- [Records for the task]:
++++++

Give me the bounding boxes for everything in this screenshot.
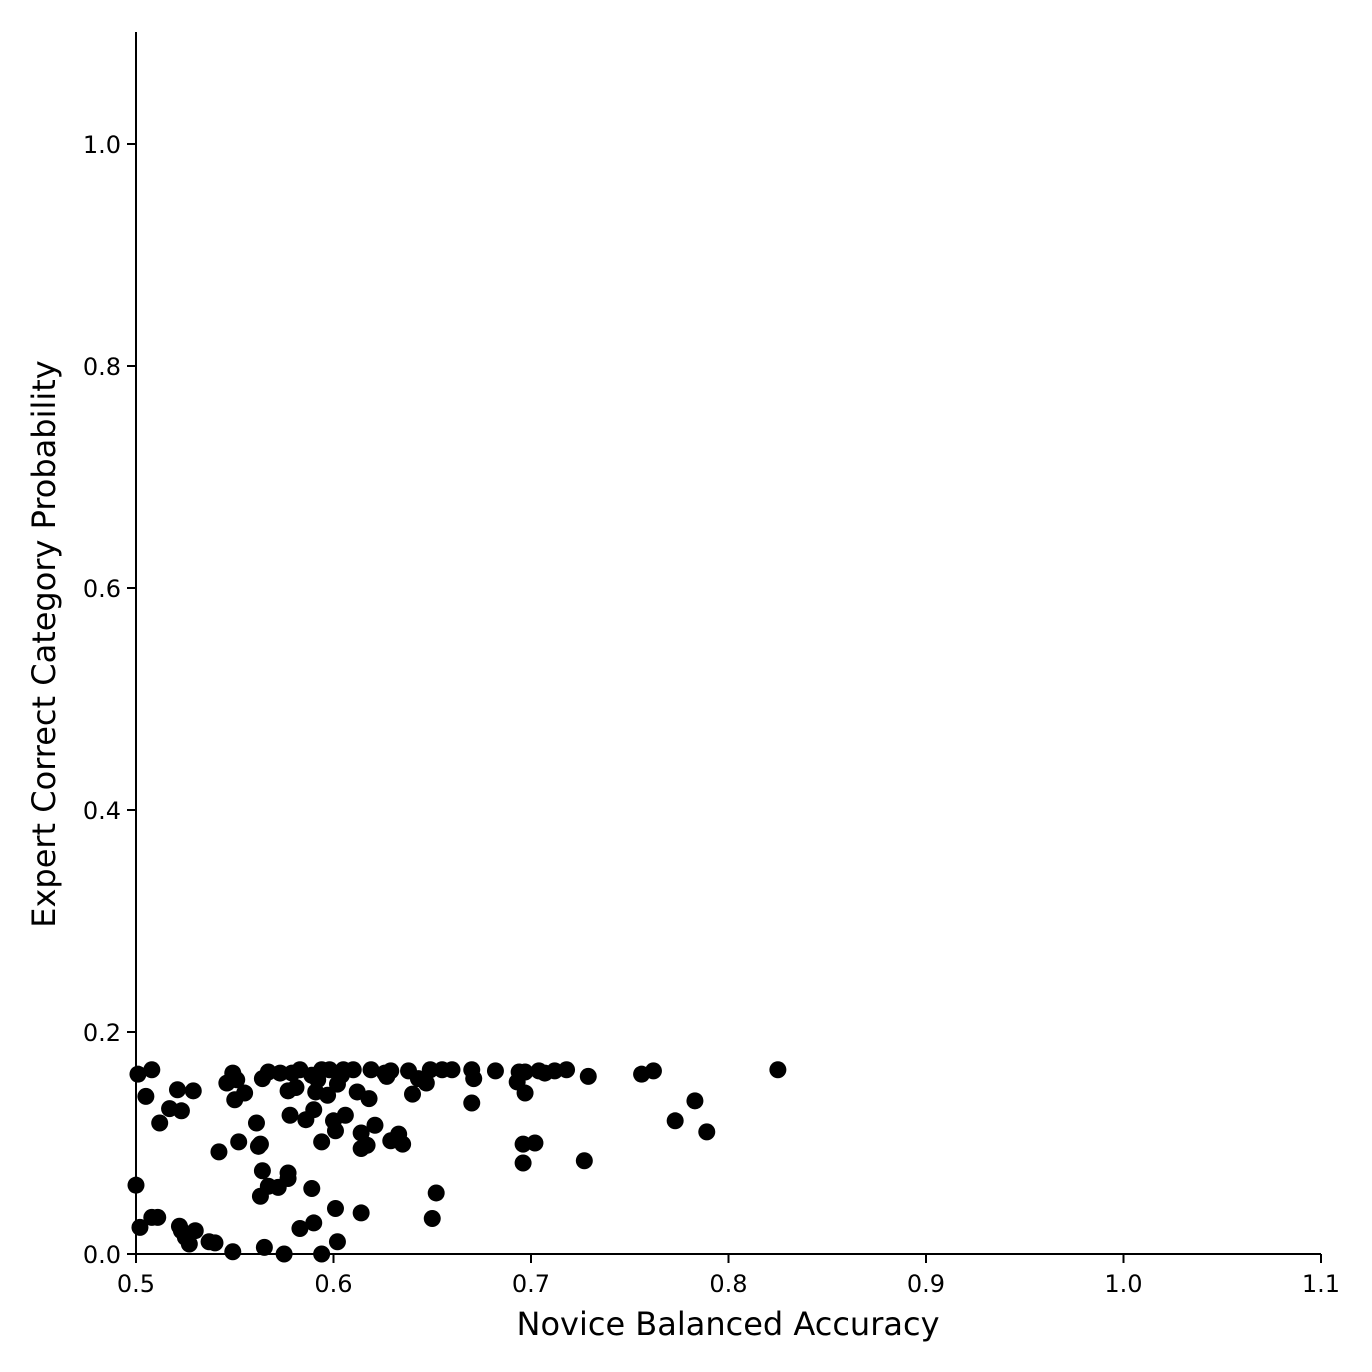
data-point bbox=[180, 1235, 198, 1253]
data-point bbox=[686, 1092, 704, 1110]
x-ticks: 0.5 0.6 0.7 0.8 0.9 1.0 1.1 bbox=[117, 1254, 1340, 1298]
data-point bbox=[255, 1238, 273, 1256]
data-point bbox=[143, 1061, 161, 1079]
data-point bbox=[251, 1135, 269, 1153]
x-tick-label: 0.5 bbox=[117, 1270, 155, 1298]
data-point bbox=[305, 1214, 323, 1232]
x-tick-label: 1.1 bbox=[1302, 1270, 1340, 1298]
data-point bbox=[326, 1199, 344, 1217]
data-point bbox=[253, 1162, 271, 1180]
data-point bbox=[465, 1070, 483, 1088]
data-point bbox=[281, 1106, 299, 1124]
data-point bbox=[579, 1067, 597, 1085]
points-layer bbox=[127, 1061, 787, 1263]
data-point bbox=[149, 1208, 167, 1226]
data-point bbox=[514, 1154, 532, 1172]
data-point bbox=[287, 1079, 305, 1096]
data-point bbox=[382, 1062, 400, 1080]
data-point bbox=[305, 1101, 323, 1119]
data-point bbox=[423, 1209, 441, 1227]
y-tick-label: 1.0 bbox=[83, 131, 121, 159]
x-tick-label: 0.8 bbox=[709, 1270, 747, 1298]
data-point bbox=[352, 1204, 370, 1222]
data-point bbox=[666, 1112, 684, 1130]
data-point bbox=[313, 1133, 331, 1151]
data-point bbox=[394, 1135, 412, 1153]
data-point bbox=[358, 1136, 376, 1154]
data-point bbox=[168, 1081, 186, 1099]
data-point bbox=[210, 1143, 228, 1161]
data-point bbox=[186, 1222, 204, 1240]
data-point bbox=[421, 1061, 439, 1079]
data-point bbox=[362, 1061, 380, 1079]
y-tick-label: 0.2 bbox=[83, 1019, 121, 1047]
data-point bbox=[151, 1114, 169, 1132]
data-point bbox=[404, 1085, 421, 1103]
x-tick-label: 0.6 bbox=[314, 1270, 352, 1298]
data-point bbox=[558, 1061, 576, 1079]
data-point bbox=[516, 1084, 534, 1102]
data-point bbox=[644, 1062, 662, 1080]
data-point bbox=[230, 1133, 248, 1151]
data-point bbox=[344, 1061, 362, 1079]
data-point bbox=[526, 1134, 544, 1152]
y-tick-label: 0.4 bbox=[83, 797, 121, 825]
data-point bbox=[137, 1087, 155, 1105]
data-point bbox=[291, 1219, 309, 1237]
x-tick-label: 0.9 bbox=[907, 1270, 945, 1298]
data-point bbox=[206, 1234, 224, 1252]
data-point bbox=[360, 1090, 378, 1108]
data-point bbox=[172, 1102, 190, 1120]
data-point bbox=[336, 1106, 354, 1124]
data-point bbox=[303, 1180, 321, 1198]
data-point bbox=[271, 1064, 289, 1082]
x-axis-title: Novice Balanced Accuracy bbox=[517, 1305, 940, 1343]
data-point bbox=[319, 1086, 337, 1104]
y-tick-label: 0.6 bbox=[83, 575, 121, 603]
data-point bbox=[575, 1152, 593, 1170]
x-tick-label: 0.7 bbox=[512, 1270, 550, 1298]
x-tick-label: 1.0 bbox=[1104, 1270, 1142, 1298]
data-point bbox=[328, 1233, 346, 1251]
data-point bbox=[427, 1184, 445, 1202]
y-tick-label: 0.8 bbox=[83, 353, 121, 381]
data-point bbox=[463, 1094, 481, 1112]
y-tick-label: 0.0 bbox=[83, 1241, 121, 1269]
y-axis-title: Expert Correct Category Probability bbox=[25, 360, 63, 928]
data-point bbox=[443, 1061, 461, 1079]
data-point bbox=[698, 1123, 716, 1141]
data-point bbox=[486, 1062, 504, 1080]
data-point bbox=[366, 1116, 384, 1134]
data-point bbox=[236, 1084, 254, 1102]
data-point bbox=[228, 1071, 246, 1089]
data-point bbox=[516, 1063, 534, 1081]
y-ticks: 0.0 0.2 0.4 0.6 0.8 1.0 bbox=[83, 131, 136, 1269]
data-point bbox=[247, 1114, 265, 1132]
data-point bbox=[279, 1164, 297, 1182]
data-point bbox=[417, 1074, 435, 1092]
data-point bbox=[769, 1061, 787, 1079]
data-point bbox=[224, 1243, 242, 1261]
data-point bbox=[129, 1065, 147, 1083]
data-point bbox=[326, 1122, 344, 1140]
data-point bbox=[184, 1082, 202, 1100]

++++++

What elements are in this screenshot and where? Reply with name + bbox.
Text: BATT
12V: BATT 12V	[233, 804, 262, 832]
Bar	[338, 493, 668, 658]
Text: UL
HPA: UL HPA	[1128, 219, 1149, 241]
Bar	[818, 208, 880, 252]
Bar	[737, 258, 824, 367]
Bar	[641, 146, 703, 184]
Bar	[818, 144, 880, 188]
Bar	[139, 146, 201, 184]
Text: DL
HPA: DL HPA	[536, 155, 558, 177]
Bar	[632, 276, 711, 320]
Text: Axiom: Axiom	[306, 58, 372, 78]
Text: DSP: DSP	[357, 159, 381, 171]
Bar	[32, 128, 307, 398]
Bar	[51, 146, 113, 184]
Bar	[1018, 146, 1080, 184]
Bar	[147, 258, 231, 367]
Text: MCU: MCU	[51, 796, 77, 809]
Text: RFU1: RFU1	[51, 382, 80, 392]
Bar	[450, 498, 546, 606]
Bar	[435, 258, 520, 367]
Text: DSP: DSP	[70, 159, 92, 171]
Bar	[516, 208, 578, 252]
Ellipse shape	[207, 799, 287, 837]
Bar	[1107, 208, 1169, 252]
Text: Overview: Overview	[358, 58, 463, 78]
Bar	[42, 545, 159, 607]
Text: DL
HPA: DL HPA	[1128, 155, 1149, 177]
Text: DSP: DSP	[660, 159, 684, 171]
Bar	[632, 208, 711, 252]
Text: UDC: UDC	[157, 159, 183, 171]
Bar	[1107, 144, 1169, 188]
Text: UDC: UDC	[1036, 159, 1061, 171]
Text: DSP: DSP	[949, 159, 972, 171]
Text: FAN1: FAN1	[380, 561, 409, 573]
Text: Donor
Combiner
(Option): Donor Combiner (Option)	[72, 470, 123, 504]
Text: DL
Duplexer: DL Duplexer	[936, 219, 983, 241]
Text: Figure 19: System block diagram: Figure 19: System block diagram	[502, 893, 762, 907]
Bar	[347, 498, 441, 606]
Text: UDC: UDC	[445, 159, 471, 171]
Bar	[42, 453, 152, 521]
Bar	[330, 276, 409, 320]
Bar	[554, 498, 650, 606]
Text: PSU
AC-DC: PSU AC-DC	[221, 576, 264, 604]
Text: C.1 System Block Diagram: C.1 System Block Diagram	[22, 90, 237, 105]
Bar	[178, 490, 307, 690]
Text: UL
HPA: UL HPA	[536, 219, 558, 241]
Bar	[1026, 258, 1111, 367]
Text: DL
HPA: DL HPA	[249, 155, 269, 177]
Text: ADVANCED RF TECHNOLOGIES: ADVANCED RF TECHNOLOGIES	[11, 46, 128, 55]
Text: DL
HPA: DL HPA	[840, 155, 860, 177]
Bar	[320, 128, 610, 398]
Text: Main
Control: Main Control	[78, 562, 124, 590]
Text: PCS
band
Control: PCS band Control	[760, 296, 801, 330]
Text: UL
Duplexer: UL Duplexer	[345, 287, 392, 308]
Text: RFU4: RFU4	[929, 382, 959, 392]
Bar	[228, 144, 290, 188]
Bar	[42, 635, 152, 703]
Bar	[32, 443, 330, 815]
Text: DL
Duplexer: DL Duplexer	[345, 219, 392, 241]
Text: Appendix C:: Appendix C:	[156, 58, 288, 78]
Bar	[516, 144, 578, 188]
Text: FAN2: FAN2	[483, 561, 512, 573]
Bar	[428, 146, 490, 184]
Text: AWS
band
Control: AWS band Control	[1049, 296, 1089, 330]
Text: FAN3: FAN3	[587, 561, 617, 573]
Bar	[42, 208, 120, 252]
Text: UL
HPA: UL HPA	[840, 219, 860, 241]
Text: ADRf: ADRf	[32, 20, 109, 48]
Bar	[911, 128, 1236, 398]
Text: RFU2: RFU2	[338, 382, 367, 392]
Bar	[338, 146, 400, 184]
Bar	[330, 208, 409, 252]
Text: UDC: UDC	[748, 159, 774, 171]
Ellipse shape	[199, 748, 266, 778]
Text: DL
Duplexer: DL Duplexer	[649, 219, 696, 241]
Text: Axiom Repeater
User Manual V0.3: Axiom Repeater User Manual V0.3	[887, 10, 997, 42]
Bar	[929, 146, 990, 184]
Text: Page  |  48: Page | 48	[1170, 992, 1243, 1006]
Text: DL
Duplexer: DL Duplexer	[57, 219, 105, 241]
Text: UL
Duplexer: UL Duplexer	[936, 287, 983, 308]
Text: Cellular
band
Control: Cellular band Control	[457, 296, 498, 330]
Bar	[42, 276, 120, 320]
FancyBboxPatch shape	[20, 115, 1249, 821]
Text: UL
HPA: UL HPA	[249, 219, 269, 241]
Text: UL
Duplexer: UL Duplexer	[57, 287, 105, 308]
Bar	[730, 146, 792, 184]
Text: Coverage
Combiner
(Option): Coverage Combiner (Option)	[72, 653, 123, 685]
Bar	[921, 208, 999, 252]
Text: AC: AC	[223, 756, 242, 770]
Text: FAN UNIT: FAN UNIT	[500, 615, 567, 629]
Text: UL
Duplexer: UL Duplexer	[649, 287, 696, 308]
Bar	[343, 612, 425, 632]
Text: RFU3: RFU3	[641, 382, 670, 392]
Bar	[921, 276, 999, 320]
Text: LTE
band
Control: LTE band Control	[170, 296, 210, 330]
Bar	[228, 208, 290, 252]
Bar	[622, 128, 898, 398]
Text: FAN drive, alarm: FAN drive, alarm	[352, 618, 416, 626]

++++++

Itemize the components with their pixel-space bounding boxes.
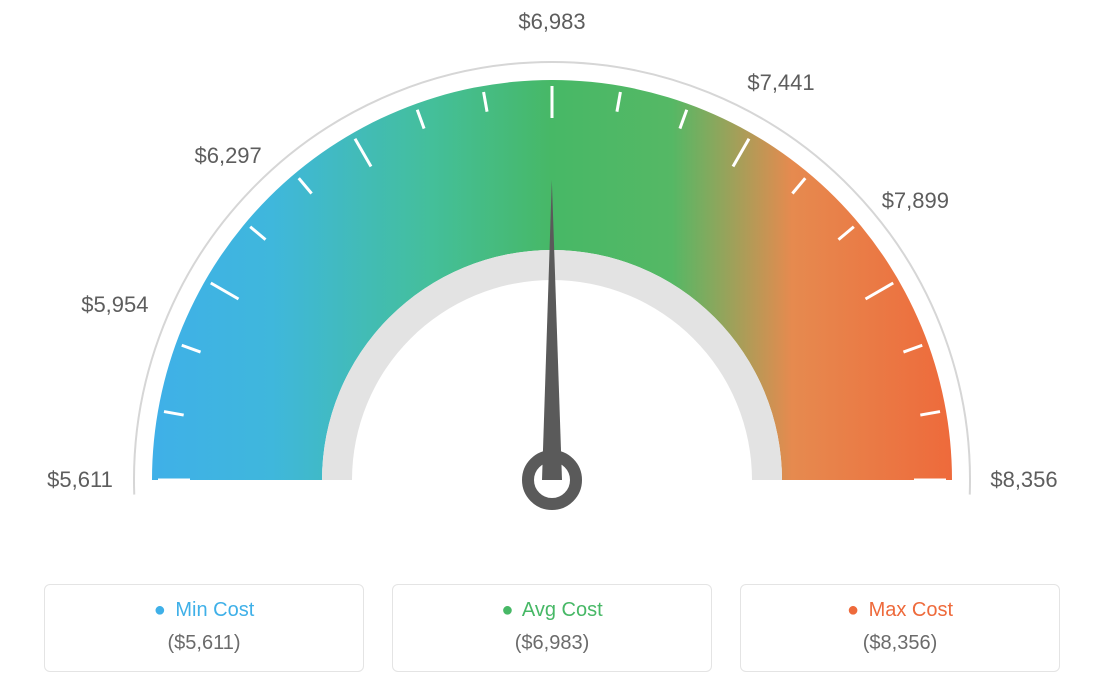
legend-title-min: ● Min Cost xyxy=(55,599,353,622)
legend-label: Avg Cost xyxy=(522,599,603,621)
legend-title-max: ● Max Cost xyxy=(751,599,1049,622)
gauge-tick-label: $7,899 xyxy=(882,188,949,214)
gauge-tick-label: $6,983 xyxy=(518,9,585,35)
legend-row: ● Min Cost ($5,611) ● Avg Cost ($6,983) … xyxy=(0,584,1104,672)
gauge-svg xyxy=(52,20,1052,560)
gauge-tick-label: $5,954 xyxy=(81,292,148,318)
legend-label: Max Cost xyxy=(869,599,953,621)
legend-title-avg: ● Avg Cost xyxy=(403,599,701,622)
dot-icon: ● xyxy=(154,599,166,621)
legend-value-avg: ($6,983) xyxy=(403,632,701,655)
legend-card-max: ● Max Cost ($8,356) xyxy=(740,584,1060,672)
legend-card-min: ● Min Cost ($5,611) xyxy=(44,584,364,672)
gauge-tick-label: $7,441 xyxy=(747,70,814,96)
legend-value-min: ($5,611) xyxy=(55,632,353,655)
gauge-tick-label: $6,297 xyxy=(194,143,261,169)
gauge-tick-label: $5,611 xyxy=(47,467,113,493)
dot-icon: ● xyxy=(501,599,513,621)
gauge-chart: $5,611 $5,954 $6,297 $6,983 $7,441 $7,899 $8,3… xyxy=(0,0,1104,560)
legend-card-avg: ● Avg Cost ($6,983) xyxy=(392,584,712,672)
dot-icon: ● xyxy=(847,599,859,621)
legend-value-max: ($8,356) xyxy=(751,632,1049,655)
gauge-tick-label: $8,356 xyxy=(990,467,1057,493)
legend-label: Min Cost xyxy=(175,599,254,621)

++++++

Repeat the lines above word for word, from the line with "legend-title-min: ● Min" up to and including the line with "legend-label: Max Cost xyxy=(869,599,953,621)".

legend-title-min: ● Min Cost xyxy=(55,599,353,622)
legend-label: Avg Cost xyxy=(522,599,603,621)
legend-title-max: ● Max Cost xyxy=(751,599,1049,622)
gauge-tick-label: $7,899 xyxy=(882,188,949,214)
gauge-tick-label: $6,983 xyxy=(518,9,585,35)
legend-row: ● Min Cost ($5,611) ● Avg Cost ($6,983) … xyxy=(0,584,1104,672)
gauge-svg xyxy=(52,20,1052,560)
gauge-tick-label: $5,954 xyxy=(81,292,148,318)
legend-label: Max Cost xyxy=(869,599,953,621)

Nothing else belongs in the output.